-- START SUPPLIED ENTRIES --

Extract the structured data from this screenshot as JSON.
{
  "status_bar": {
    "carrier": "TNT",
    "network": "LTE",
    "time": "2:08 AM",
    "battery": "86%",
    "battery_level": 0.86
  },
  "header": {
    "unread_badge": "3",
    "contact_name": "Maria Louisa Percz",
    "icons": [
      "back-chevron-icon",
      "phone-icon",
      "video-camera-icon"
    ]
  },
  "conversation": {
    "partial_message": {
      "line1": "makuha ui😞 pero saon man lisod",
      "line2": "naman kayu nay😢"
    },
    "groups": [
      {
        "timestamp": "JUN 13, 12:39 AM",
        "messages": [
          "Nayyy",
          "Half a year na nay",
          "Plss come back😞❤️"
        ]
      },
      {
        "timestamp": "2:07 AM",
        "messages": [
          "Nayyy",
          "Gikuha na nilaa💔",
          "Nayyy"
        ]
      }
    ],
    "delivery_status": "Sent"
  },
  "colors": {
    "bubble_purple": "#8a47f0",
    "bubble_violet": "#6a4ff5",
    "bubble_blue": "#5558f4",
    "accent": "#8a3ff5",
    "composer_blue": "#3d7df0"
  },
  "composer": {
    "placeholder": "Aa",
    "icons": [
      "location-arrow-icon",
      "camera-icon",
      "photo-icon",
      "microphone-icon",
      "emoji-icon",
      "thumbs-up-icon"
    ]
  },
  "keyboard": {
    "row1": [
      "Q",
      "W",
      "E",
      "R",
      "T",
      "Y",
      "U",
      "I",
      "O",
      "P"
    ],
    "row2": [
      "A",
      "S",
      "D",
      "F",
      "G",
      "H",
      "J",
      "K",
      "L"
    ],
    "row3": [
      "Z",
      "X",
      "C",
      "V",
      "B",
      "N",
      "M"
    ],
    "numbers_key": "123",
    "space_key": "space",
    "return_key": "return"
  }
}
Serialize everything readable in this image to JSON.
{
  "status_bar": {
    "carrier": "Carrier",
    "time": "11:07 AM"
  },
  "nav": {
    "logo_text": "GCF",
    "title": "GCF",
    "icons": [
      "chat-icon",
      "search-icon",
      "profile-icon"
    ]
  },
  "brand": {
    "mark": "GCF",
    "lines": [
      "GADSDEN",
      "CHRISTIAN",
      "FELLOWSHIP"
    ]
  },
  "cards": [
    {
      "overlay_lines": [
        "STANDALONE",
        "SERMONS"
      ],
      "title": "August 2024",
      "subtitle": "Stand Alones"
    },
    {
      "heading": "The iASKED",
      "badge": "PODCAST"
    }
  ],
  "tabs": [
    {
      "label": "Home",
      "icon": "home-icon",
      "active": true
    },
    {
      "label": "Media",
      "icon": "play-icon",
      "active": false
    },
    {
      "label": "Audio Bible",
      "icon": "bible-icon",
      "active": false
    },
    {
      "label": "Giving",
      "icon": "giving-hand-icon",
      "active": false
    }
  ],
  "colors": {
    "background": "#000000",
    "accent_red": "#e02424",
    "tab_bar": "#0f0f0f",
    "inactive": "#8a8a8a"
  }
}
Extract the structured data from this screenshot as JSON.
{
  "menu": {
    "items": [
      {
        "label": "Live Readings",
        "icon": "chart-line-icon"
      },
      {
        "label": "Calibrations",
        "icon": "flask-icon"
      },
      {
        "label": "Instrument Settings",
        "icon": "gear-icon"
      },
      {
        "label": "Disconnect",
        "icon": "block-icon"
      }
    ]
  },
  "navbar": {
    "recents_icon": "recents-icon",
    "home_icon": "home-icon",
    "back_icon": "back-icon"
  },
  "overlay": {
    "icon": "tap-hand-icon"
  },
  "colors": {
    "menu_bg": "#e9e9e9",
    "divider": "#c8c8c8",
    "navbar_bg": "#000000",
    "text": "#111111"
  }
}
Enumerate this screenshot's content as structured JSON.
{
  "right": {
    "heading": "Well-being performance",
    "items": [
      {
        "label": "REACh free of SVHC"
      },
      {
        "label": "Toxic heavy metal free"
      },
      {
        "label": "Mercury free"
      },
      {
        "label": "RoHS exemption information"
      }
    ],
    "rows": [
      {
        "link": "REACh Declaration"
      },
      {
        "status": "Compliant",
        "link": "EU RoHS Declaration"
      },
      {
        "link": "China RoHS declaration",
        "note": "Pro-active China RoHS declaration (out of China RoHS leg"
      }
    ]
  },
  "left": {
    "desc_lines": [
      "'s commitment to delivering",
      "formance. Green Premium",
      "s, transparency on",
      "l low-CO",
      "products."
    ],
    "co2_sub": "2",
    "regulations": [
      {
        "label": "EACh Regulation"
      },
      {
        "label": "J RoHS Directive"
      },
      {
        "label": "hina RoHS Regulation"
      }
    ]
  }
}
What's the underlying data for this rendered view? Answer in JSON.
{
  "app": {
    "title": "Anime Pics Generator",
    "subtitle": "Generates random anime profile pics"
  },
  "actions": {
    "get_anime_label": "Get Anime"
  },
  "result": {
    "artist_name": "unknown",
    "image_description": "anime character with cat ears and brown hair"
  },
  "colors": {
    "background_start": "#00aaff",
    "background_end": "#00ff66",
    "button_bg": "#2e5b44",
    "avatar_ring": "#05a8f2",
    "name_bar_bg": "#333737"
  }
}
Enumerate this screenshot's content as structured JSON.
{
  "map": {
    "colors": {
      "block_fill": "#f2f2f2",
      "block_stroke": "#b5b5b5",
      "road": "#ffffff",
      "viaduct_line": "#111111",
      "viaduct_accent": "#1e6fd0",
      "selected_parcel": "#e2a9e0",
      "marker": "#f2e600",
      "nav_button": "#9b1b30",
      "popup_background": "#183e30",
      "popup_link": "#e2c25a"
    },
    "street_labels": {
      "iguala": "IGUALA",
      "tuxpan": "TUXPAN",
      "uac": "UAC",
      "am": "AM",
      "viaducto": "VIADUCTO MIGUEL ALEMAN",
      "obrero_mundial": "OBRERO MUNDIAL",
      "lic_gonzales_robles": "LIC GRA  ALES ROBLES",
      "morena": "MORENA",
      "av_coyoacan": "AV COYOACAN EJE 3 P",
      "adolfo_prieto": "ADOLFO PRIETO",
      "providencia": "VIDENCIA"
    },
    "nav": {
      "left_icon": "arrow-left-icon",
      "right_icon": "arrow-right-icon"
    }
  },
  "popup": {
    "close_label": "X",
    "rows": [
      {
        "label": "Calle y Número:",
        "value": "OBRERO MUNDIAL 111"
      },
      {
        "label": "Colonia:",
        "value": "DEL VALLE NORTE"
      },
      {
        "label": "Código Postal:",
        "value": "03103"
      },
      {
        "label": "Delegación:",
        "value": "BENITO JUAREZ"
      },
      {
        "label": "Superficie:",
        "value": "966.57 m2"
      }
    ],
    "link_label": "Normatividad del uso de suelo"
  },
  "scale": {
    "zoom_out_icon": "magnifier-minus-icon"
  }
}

-- END SUPPLIED ENTRIES --

Each line that holds the word "arrow" is to be copied.

WRITTEN RESPONSE:
      "location-arrow-icon",
      "left_icon": "arrow-left-icon",
      "right_icon": "arrow-right-icon"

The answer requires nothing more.